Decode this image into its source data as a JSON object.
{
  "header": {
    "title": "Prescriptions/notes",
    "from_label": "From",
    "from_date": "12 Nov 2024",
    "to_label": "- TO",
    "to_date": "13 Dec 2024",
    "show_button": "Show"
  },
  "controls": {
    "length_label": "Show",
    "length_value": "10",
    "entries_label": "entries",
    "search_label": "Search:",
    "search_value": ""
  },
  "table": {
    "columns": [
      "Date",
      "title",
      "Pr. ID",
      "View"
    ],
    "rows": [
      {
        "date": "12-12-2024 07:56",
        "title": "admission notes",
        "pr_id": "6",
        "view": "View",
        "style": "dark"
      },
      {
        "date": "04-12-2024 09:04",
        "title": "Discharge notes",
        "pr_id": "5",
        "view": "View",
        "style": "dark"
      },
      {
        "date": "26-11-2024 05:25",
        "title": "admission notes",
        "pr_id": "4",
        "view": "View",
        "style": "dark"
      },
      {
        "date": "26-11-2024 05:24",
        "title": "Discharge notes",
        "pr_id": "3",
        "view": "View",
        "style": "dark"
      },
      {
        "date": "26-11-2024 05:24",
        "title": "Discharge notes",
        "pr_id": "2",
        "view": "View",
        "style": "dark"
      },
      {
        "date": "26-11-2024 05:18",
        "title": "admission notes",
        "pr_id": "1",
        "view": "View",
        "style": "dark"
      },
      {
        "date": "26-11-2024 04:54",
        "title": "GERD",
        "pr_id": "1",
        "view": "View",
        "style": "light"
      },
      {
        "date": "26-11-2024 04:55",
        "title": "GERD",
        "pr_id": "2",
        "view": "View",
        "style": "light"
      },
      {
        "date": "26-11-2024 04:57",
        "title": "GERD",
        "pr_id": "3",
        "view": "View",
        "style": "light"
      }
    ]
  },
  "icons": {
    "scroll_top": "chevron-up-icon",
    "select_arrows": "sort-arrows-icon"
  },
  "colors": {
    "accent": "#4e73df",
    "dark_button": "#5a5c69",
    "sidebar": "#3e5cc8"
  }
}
+---+
Goal: Repeat every entry word for word.

Output:
Decode this image into its source data as a JSON object.
{
  "header": {
    "title": "Prescriptions/notes",
    "from_label": "From",
    "from_date": "12 Nov 2024",
    "to_label": "- TO",
    "to_date": "13 Dec 2024",
    "show_button": "Show"
  },
  "controls": {
    "length_label": "Show",
    "length_value": "10",
    "entries_label": "entries",
    "search_label": "Search:",
    "search_value": ""
  },
  "table": {
    "columns": [
      "Date",
      "title",
      "Pr. ID",
      "View"
    ],
    "rows": [
      {
        "date": "12-12-2024 07:56",
        "title": "admission notes",
        "pr_id": "6",
        "view": "View",
        "style": "dark"
      },
      {
        "date": "04-12-2024 09:04",
        "title": "Discharge notes",
        "pr_id": "5",
        "view": "View",
        "style": "dark"
      },
      {
        "date": "26-11-2024 05:25",
        "title": "admission notes",
        "pr_id": "4",
        "view": "View",
        "style": "dark"
      },
      {
        "date": "26-11-2024 05:24",
        "title": "Discharge notes",
        "pr_id": "3",
        "view": "View",
        "style": "dark"
      },
      {
        "date": "26-11-2024 05:24",
        "title": "Discharge notes",
        "pr_id": "2",
        "view": "View",
        "style": "dark"
      },
      {
        "date": "26-11-2024 05:18",
        "title": "admission notes",
        "pr_id": "1",
        "view": "View",
        "style": "dark"
      },
      {
        "date": "26-11-2024 04:54",
        "title": "GERD",
        "pr_id": "1",
        "view": "View",
        "style": "light"
      },
      {
        "date": "26-11-2024 04:55",
        "title": "GERD",
        "pr_id": "2",
        "view": "View",
        "style": "light"
      },
      {
        "date": "26-11-2024 04:57",
        "title": "GERD",
        "pr_id": "3",
        "view": "View",
        "style": "light"
      }
    ]
  },
  "icons": {
    "scroll_top": "chevron-up-icon",
    "select_arrows": "sort-arrows-icon"
  },
  "colors": {
    "accent": "#4e73df",
    "dark_button": "#5a5c69",
    "sidebar": "#3e5cc8"
  }
}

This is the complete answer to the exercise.